• TASK REQUIREMENTS:
Within the listing below, locate all lines containing the word "title". Copy each one.

• EXTRACTED ENTRIES:
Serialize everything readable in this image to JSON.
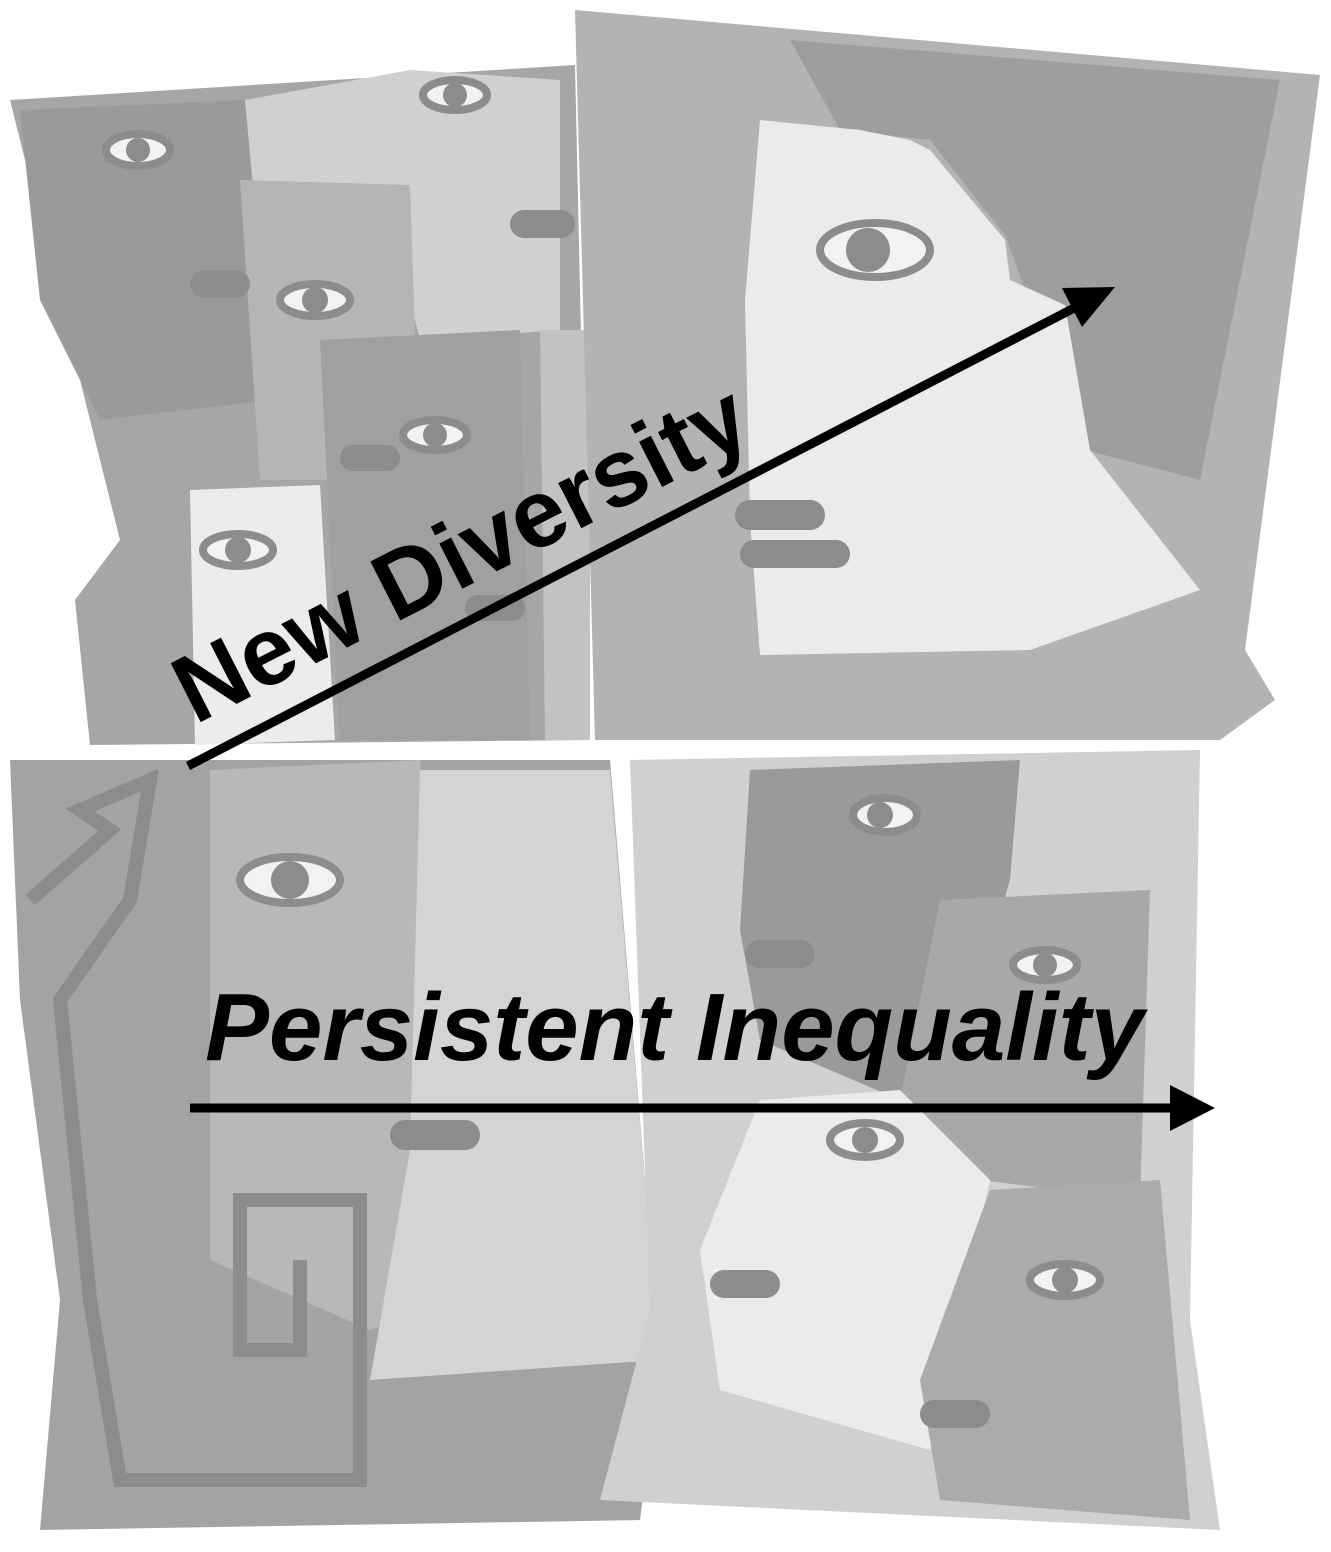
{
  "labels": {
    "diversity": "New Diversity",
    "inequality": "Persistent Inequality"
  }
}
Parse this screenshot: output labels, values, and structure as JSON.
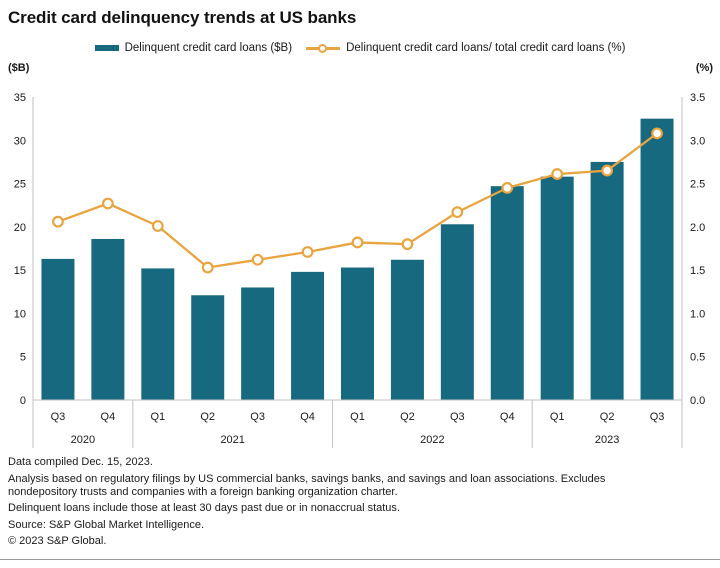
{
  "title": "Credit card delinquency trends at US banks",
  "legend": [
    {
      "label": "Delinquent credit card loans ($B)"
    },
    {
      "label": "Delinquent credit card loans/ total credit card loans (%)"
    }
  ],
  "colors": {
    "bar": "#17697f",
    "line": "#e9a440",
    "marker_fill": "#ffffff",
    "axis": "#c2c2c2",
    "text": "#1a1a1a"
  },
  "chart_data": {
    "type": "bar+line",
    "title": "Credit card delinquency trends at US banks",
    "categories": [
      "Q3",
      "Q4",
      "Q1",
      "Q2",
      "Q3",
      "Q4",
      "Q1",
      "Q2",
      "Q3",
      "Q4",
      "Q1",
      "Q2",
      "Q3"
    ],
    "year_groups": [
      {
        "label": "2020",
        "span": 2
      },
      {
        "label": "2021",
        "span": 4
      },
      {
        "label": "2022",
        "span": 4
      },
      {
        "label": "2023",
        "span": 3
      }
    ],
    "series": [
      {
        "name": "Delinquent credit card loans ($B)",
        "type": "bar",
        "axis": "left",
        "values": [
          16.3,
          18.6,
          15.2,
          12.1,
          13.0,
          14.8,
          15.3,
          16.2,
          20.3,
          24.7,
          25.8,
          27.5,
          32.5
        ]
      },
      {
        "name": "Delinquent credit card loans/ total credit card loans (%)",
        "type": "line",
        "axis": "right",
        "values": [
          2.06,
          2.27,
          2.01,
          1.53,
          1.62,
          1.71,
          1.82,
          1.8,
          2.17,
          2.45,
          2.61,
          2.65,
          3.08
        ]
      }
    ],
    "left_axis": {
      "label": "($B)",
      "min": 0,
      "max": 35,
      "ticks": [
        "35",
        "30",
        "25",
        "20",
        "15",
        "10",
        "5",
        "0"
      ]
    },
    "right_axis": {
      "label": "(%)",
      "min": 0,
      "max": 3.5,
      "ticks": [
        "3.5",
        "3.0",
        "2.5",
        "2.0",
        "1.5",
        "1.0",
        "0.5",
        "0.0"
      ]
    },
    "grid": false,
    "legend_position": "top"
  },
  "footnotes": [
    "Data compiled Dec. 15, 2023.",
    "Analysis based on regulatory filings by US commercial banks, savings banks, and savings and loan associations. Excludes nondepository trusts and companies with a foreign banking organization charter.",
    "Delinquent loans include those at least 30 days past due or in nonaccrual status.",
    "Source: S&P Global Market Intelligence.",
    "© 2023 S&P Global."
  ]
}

...

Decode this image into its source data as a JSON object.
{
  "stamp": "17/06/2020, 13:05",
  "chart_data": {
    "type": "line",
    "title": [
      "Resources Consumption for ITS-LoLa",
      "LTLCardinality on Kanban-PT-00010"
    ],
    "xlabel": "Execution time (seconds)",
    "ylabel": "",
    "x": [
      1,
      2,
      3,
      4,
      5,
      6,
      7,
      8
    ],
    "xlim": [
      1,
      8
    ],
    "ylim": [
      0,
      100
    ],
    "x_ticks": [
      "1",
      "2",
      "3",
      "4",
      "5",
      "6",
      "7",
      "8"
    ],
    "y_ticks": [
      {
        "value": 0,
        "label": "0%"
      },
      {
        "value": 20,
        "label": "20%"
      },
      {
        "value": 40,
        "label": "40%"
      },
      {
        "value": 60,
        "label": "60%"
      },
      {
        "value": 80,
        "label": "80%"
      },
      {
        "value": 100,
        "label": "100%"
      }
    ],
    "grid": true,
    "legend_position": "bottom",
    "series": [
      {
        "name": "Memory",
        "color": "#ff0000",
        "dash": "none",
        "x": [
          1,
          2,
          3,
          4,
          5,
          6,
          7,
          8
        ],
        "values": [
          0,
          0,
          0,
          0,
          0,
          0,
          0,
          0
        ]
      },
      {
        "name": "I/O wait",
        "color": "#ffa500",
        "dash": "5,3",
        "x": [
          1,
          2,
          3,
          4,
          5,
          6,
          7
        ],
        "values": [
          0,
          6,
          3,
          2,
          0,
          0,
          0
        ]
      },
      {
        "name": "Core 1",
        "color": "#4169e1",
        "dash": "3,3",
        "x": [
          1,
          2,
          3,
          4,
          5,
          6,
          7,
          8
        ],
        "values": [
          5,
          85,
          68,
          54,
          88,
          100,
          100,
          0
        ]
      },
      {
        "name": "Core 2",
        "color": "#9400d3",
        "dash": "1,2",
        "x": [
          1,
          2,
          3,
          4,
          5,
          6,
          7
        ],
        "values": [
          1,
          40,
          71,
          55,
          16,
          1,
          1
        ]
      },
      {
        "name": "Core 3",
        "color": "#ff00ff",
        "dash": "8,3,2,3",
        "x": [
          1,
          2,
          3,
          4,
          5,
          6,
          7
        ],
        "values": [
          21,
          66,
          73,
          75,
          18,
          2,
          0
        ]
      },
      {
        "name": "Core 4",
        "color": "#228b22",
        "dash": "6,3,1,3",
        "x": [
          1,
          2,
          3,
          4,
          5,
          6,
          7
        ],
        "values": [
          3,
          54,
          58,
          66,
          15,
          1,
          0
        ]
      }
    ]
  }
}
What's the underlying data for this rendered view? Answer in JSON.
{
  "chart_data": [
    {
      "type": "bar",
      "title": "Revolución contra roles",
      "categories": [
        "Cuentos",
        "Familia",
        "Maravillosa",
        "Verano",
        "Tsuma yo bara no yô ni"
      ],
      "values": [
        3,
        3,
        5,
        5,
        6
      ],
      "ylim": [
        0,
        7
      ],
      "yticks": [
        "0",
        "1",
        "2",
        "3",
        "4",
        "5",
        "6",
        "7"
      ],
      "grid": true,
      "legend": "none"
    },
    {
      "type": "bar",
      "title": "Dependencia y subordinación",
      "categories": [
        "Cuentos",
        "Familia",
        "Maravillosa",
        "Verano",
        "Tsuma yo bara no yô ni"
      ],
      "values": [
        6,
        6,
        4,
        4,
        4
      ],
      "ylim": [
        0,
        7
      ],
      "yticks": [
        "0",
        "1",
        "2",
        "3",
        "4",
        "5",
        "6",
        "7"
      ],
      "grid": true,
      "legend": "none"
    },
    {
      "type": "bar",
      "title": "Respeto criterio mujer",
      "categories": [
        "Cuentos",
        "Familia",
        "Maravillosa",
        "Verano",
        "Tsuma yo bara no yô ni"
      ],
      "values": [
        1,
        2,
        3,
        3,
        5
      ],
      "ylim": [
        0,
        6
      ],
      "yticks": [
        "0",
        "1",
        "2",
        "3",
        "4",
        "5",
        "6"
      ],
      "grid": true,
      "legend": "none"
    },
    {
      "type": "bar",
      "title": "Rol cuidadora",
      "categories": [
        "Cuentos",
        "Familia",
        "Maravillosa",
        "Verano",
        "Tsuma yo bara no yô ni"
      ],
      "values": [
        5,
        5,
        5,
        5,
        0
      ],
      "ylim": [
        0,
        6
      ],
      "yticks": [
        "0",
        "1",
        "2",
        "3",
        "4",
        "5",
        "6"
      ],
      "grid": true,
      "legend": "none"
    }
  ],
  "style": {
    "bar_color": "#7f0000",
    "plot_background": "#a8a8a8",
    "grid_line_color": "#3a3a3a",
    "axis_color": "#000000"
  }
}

• ANSWER:
  "title": "Credit card delinquency trends at US banks",
    "title": "Credit card delinquency trends at US banks",
    "title": [
      "title": "Revolución contra roles",
      "title": "Dependencia y subordinación",
      "title": "Respeto criterio mujer",
      "title": "Rol cuidadora",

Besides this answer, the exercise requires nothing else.